Written request >> Collect every line of the records below that contains the word "delante", and copy each of those lines in full.

Material provided >>
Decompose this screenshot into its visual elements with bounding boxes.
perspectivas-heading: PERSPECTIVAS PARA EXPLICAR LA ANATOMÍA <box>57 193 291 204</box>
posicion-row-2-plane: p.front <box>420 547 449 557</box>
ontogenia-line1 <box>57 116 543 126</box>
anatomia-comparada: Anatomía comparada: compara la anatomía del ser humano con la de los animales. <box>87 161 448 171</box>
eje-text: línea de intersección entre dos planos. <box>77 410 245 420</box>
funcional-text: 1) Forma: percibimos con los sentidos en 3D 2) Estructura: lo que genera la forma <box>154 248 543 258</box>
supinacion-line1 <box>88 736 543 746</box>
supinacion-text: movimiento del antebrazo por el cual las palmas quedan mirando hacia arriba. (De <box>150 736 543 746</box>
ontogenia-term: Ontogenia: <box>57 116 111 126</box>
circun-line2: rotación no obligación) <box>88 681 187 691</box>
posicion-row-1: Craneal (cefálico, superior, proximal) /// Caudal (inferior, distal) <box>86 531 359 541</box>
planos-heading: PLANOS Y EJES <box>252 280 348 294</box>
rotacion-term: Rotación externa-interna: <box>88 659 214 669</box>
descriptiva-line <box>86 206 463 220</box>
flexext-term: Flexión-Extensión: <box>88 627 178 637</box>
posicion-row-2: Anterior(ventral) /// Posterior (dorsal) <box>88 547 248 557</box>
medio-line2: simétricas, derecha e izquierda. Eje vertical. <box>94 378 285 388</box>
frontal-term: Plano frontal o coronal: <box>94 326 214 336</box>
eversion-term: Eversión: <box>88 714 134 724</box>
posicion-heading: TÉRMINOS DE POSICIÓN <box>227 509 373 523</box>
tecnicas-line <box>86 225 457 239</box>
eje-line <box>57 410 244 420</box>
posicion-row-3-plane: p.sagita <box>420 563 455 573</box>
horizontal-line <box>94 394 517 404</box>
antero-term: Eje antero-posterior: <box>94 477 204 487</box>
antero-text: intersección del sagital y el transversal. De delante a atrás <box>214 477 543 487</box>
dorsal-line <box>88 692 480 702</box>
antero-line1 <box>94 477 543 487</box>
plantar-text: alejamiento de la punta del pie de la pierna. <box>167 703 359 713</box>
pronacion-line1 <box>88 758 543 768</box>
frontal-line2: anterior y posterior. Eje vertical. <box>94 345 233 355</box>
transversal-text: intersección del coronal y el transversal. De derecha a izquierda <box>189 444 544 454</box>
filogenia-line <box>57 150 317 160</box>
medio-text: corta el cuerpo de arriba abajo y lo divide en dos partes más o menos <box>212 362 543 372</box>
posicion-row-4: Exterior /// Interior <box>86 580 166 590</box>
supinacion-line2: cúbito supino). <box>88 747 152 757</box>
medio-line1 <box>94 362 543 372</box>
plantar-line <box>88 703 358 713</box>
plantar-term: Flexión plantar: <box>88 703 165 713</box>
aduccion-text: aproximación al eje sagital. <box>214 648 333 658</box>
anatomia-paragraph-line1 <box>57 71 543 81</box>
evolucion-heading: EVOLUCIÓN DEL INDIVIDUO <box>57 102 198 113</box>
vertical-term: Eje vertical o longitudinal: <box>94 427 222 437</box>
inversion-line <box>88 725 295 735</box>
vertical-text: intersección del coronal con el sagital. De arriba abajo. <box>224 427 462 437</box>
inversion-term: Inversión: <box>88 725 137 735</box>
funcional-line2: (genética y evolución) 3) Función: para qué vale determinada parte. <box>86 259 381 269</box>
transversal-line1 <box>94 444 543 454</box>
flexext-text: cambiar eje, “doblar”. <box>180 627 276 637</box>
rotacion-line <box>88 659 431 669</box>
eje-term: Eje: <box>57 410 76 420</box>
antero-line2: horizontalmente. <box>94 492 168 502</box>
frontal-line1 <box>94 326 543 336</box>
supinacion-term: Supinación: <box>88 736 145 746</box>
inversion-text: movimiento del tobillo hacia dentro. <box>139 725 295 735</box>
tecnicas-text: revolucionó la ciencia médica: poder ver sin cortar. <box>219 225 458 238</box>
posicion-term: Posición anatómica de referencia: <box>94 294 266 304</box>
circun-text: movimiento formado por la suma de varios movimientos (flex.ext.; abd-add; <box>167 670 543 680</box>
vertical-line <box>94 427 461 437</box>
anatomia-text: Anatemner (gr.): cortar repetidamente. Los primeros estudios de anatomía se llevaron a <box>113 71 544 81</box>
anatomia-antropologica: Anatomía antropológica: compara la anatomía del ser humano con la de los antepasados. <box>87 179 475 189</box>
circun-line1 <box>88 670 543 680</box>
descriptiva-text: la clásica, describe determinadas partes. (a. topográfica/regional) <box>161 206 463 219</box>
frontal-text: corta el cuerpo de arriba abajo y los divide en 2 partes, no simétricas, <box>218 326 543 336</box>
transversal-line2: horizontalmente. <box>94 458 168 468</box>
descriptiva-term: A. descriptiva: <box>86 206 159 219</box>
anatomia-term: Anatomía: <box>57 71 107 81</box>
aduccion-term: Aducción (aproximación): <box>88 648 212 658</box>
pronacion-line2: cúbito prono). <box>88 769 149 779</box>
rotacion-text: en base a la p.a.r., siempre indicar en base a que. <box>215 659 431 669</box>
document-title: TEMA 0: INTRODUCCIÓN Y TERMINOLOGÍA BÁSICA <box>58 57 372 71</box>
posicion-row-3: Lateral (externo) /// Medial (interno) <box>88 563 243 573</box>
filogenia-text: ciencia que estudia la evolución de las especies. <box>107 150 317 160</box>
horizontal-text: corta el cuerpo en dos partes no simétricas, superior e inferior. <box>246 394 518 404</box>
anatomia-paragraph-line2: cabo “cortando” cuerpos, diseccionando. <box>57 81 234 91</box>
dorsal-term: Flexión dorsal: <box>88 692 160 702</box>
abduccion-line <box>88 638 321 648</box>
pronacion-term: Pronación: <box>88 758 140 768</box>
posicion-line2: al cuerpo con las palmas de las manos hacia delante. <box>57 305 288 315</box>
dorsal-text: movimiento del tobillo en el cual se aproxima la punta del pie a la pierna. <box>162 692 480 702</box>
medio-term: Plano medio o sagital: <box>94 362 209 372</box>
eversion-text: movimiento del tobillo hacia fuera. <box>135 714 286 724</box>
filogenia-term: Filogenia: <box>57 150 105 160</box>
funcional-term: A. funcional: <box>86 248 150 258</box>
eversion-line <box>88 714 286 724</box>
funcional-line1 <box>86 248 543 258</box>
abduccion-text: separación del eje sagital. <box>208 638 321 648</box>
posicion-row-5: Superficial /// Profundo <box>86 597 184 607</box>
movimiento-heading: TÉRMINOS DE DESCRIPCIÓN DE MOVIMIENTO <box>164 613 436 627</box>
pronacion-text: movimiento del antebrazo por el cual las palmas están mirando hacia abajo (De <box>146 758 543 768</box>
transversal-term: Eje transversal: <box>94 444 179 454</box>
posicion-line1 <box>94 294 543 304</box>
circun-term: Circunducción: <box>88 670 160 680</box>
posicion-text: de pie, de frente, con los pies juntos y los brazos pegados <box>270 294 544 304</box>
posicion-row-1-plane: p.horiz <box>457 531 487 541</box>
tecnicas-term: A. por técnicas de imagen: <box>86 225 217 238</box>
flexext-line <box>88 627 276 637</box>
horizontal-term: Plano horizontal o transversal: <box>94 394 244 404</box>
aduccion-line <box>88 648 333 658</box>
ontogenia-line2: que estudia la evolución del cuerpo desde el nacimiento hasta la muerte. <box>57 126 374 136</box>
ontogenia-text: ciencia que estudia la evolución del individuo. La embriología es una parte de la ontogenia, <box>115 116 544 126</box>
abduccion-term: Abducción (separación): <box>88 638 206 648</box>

Right answer >>
antero-text: intersección del sagital y el transversal. De delante a atrás <box>214 477 543 487</box>
posicion-line2: al cuerpo con las palmas de las manos hacia delante. <box>57 305 288 315</box>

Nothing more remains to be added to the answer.